**DIRECTION:** Scan the material for the word "Killed", and copy each line where it shows up.

(Recorded data)
++++++++++++++++++++

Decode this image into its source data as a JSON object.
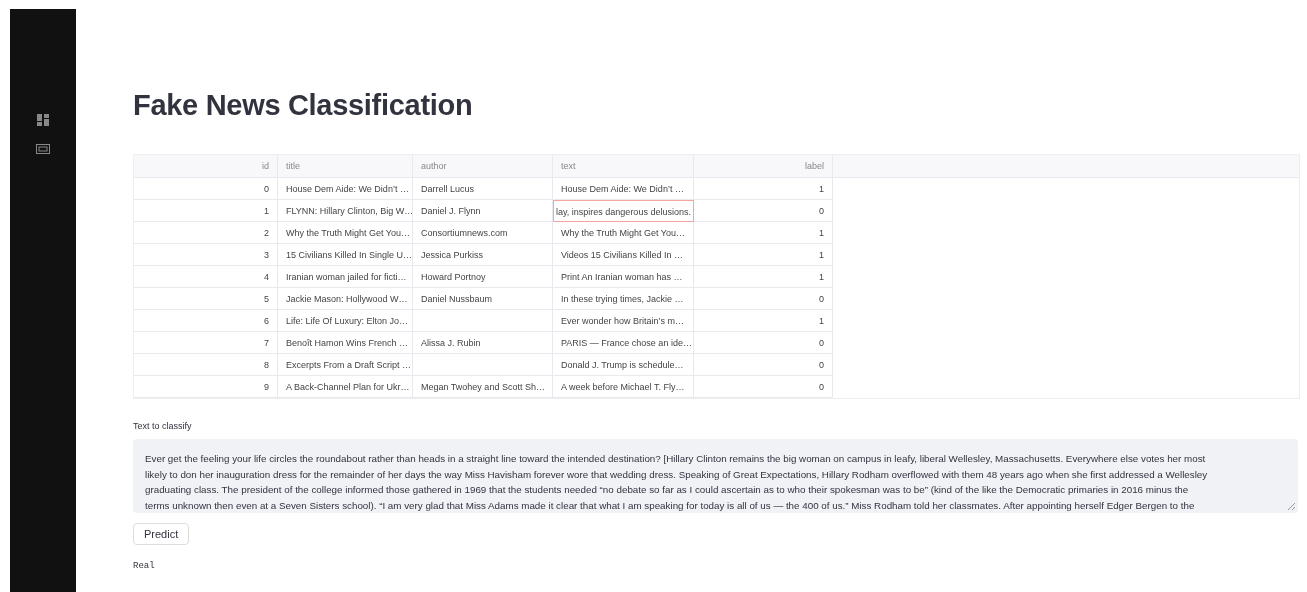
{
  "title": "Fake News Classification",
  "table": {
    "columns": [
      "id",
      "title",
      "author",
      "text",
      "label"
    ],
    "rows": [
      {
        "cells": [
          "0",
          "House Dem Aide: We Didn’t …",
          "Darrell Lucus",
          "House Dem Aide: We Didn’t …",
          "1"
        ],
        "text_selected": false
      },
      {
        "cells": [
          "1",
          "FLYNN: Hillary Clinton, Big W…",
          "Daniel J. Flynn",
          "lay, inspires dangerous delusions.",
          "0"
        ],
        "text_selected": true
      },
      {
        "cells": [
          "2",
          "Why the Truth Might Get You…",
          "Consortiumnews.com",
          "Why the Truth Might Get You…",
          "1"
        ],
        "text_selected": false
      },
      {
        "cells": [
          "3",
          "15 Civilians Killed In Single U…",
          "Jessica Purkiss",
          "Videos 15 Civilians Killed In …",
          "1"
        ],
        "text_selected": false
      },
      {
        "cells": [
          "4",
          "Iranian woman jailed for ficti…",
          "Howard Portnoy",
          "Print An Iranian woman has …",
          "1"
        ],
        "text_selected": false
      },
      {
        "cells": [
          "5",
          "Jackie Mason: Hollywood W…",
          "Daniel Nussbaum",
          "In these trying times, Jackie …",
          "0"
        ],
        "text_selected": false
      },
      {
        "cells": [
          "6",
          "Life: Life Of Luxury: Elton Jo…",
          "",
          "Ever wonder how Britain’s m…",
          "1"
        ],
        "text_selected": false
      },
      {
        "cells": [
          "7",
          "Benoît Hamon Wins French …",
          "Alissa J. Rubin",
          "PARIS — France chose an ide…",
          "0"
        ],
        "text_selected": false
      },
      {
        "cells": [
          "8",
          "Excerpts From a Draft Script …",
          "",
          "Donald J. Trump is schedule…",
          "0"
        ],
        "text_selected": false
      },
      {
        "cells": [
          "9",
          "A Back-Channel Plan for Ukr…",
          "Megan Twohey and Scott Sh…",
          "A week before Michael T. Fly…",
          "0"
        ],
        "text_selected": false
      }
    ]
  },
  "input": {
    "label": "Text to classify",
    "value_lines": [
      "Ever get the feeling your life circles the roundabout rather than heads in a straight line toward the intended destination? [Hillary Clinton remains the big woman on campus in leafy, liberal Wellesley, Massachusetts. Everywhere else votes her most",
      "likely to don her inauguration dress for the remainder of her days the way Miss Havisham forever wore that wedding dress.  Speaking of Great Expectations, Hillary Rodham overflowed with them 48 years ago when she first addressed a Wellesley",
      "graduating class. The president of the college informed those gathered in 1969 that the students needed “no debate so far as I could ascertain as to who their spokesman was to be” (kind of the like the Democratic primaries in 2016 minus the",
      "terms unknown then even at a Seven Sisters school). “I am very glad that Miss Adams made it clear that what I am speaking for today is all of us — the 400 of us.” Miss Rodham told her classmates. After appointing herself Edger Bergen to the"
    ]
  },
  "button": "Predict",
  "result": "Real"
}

++++++++++++++++++++

**OUTPUT FOR THIS EXERCISE:**
          "15 Civilians Killed In Single U…",
          "Videos 15 Civilians Killed In …",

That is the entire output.